(Chart and figure data)
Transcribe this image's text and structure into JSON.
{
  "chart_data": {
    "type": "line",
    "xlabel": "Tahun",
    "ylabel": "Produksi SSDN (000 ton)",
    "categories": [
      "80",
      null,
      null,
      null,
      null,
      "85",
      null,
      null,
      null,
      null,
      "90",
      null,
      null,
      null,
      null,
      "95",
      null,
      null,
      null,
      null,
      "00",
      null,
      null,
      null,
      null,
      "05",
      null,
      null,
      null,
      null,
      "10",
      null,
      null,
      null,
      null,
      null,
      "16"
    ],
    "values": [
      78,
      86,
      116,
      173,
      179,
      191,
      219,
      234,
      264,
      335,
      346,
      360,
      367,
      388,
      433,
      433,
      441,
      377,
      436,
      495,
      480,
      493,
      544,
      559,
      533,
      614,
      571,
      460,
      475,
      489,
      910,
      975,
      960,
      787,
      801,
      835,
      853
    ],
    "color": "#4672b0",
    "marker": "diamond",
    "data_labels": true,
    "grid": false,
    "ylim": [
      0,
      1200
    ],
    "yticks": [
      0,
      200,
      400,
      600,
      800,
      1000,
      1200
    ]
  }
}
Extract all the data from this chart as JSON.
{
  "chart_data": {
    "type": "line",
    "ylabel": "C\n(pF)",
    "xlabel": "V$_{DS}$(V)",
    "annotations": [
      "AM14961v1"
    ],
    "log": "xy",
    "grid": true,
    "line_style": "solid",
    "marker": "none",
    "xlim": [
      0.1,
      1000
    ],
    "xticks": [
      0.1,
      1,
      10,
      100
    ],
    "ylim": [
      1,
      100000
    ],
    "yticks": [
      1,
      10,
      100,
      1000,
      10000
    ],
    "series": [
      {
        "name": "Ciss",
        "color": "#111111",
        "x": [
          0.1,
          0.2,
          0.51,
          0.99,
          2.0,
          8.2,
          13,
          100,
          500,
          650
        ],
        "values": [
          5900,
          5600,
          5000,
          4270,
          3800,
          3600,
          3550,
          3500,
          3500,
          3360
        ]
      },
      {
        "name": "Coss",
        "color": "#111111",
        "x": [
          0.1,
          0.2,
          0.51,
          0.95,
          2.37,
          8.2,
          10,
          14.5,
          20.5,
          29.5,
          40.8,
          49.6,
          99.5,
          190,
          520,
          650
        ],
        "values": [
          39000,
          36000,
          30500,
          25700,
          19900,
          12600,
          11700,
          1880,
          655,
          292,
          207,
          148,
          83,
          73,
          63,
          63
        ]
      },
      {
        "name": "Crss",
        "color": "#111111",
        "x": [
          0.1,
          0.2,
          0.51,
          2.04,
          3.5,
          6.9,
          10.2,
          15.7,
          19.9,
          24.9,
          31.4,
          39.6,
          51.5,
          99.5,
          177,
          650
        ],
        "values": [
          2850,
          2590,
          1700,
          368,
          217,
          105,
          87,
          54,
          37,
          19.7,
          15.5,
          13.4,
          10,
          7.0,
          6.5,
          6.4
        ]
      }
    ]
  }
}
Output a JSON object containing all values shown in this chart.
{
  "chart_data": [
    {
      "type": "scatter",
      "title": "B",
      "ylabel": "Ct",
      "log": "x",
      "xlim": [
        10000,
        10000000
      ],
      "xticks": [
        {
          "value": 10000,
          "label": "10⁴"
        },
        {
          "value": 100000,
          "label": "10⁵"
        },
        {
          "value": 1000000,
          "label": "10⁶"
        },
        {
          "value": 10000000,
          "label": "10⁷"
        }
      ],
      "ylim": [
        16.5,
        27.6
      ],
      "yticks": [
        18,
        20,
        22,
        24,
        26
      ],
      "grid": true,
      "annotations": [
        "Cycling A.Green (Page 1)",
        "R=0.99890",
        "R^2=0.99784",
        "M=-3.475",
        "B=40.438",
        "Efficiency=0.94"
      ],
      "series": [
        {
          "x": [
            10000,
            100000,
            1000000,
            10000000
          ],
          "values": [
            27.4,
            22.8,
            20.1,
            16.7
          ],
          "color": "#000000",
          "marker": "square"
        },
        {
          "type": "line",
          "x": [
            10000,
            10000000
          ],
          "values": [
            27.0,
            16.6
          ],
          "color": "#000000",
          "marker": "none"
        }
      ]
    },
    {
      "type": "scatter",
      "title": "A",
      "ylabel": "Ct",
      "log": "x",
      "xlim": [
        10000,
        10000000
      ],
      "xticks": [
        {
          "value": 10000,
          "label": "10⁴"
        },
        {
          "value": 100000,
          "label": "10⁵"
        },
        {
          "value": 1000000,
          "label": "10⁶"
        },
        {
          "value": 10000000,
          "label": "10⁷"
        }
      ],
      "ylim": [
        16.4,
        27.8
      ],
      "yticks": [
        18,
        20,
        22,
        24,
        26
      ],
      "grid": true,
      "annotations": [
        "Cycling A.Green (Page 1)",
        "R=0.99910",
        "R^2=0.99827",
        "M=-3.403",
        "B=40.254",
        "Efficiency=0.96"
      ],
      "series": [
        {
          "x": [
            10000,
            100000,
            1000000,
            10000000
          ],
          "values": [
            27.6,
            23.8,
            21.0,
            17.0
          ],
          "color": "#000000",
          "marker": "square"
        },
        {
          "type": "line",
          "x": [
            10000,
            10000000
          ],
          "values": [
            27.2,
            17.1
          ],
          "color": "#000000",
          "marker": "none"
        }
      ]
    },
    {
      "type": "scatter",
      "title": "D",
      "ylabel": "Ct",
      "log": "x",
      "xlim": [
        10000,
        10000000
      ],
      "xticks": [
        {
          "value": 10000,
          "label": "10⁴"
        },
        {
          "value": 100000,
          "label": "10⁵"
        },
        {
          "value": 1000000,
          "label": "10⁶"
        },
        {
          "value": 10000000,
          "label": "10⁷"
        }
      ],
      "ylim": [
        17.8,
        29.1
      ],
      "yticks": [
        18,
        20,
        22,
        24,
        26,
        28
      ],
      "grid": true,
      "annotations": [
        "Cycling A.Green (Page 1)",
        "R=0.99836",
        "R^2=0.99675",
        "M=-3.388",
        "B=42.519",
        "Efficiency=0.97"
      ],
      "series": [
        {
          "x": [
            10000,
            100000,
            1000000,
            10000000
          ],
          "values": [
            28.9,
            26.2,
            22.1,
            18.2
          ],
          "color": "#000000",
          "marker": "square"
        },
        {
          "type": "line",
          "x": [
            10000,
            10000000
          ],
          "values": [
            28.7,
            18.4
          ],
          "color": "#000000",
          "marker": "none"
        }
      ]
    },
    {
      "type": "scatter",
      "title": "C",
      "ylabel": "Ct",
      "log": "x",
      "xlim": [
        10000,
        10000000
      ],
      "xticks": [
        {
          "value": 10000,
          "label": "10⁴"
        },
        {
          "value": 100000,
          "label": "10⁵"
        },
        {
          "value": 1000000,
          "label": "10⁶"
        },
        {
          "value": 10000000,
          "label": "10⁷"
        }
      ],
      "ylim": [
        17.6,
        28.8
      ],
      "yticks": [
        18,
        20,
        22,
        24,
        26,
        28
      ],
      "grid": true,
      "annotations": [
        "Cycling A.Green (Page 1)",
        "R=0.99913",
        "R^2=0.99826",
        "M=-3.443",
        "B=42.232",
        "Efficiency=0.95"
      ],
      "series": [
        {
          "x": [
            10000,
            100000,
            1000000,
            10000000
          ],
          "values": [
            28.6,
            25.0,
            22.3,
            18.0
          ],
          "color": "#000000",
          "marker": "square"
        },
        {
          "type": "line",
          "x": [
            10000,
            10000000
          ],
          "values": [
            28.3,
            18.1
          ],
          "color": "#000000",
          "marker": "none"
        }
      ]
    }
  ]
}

Aim of the task →
Look through the records and gather every line containing "JSON".

Task result →
Transcribe this image's text and structure into JSON.
Extract all the data from this chart as JSON.
Output a JSON object containing all values shown in this chart.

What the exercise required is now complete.